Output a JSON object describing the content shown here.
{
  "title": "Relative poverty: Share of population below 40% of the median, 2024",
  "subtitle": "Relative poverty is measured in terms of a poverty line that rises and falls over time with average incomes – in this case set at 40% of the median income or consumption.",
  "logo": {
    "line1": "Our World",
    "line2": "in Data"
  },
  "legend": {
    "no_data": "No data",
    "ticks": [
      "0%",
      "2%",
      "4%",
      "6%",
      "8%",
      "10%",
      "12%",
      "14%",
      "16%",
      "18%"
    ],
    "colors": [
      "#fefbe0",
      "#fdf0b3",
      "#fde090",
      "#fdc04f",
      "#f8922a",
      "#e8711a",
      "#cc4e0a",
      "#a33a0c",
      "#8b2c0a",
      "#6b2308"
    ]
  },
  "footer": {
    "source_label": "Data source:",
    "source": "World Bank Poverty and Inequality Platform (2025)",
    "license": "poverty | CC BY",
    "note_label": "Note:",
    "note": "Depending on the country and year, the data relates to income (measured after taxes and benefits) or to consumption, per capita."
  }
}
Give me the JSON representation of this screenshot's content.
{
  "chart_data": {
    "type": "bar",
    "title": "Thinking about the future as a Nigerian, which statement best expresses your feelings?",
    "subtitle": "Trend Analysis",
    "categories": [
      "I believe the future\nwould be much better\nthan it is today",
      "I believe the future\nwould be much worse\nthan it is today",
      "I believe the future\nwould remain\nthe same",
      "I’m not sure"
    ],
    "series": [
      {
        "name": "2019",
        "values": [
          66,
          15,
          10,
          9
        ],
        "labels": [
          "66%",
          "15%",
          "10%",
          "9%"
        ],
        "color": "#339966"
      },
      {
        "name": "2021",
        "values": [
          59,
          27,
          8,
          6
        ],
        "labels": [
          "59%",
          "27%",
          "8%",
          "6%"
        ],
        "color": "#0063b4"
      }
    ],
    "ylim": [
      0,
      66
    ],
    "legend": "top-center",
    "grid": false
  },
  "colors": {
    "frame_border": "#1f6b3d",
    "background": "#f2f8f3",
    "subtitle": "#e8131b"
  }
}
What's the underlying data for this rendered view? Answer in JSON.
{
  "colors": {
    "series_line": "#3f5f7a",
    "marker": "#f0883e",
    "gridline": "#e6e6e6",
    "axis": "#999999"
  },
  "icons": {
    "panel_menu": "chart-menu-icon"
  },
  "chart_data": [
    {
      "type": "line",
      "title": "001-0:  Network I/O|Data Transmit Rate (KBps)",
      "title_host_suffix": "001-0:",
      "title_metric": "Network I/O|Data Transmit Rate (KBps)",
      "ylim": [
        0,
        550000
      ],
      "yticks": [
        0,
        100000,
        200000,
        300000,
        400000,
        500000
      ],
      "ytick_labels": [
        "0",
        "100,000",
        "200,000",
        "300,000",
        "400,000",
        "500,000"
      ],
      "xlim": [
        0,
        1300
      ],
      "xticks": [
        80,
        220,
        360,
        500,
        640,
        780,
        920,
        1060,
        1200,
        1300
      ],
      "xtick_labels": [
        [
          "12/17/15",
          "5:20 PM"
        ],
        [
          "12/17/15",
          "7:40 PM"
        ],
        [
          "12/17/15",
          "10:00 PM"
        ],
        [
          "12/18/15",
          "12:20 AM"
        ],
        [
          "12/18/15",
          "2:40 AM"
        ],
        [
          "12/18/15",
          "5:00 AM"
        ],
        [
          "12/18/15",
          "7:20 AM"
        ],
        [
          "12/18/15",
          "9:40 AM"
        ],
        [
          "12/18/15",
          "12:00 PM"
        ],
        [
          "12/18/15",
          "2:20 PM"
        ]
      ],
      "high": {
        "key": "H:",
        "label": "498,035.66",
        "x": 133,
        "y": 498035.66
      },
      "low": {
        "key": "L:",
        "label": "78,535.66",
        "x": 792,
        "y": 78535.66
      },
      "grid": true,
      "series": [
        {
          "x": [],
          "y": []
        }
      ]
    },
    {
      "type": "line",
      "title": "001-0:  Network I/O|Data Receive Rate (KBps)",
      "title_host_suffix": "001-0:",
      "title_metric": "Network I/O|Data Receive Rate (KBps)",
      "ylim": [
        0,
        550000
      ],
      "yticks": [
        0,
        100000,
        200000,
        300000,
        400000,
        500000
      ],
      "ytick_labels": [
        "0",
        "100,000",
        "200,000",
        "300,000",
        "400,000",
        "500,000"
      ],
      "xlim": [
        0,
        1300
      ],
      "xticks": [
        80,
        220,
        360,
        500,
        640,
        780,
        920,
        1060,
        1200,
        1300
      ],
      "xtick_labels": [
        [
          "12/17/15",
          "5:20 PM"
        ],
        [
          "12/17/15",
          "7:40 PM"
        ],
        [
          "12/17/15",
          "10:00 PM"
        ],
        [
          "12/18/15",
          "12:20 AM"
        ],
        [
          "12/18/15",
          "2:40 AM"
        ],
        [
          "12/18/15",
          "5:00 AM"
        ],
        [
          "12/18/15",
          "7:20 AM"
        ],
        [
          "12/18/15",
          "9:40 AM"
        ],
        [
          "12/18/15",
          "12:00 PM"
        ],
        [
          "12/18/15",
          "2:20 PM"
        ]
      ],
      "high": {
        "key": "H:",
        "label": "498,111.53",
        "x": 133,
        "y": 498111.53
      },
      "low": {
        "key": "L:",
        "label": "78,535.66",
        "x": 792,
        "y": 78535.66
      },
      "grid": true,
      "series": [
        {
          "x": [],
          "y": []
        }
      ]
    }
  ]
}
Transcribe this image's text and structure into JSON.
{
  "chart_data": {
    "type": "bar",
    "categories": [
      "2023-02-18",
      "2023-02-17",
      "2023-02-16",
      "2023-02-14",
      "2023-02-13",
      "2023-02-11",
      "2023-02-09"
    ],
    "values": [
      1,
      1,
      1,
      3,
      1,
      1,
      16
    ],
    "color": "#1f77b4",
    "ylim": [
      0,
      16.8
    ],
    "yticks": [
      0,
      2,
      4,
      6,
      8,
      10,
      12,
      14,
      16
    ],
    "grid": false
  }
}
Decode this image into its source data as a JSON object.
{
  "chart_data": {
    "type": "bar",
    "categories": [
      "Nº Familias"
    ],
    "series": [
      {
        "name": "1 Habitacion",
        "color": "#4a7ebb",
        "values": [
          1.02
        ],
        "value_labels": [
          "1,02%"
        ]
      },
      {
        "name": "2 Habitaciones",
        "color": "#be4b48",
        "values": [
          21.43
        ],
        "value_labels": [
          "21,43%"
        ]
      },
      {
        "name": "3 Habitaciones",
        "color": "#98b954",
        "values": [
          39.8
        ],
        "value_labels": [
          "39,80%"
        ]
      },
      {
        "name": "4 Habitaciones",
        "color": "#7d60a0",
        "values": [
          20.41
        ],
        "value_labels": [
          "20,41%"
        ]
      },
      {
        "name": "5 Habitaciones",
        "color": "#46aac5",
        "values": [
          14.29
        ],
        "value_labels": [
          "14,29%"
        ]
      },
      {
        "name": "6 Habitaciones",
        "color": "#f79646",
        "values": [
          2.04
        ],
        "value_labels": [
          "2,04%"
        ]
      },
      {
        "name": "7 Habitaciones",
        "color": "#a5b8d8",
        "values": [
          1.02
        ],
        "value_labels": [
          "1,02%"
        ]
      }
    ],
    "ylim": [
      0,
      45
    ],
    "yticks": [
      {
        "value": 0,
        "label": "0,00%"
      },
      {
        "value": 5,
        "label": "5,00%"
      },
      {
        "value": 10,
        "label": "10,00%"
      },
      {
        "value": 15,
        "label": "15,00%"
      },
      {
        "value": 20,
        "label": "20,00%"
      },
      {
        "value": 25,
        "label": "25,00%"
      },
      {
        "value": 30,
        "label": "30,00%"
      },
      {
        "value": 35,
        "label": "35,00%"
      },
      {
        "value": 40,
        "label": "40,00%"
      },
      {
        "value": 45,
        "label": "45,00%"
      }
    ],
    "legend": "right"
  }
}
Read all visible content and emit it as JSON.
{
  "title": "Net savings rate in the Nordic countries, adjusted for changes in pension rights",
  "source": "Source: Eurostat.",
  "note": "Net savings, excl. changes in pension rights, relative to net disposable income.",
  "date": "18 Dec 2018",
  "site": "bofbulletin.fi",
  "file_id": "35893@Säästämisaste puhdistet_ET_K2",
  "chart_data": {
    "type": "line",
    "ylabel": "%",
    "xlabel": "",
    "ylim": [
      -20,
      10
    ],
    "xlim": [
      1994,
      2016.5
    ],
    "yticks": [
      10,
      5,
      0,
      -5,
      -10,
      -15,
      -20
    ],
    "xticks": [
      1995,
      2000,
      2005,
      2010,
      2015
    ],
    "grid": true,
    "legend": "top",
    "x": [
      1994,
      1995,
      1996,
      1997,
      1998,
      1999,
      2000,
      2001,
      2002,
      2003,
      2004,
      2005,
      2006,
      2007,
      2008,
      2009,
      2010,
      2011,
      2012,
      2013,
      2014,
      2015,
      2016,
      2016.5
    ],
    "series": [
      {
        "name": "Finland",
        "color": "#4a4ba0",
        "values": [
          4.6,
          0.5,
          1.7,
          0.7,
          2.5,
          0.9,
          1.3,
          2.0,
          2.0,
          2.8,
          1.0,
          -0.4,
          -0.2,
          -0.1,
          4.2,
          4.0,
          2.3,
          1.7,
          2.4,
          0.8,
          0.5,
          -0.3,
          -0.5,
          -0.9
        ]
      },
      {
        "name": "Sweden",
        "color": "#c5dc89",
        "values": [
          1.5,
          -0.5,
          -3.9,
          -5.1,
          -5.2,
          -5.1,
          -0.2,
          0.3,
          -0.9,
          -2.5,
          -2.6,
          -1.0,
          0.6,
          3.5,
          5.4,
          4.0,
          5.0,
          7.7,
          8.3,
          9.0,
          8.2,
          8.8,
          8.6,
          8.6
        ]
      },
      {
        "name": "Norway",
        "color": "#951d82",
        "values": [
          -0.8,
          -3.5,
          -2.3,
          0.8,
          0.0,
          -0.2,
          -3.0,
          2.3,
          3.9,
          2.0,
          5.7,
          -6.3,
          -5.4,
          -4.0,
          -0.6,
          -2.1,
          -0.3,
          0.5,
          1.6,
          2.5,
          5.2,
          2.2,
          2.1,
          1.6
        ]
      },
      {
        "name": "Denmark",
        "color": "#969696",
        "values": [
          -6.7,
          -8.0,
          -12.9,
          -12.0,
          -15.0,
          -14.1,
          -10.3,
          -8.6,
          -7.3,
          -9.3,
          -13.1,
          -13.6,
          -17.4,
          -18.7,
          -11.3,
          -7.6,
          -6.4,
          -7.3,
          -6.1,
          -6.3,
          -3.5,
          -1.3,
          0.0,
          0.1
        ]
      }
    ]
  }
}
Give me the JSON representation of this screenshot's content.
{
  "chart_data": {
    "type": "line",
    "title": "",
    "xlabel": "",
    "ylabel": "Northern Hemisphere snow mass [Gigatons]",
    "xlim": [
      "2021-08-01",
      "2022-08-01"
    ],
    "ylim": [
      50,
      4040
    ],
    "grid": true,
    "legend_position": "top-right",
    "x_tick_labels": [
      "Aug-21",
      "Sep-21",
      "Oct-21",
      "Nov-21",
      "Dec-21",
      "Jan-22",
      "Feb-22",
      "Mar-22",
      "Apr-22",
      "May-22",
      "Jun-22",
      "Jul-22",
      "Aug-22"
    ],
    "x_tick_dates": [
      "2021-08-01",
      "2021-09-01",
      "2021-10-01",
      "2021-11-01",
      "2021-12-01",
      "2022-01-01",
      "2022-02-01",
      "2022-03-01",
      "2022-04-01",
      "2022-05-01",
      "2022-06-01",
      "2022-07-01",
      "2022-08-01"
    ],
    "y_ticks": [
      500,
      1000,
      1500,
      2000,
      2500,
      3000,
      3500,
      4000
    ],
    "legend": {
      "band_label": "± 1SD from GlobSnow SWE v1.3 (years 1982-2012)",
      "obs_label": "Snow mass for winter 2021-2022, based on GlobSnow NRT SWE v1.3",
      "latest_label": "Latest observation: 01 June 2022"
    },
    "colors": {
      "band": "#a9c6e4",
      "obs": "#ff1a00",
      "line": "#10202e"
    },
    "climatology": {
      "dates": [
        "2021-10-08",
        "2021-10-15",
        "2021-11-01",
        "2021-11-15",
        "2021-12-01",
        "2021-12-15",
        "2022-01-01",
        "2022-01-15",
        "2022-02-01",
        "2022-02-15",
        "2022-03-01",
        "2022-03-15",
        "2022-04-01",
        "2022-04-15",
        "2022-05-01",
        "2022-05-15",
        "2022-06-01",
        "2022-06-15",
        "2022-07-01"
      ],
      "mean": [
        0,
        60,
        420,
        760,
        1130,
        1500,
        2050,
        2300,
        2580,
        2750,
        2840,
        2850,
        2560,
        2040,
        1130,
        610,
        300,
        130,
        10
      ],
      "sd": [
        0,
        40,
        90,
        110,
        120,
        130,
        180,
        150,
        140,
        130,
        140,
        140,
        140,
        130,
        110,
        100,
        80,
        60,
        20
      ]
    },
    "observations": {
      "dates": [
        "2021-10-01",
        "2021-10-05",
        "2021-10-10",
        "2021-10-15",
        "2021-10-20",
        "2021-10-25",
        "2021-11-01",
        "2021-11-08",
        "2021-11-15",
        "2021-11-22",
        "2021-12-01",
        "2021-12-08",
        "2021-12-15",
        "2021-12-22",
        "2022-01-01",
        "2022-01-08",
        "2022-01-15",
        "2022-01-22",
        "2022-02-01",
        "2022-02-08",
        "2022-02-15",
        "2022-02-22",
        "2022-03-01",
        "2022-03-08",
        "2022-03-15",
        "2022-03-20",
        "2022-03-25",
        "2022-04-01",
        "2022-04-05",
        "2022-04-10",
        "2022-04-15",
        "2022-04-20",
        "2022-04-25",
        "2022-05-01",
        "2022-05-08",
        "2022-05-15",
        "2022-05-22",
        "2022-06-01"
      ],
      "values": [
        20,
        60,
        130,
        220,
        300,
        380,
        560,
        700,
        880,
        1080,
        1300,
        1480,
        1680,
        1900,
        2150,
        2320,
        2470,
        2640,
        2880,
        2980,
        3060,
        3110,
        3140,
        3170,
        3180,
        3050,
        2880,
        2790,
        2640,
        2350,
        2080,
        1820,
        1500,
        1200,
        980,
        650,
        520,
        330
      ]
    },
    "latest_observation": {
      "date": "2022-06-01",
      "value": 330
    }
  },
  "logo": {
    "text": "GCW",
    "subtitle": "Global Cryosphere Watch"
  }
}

* **TASK REQUIREMENTS**:
Gather every line from the listing above in which the word "Receive" appears.

* **RESPONSE TO THE TASK**:
      "title": "001-0:  Network I/O|Data Receive Rate (KBps)",
      "title_metric": "Network I/O|Data Receive Rate (KBps)",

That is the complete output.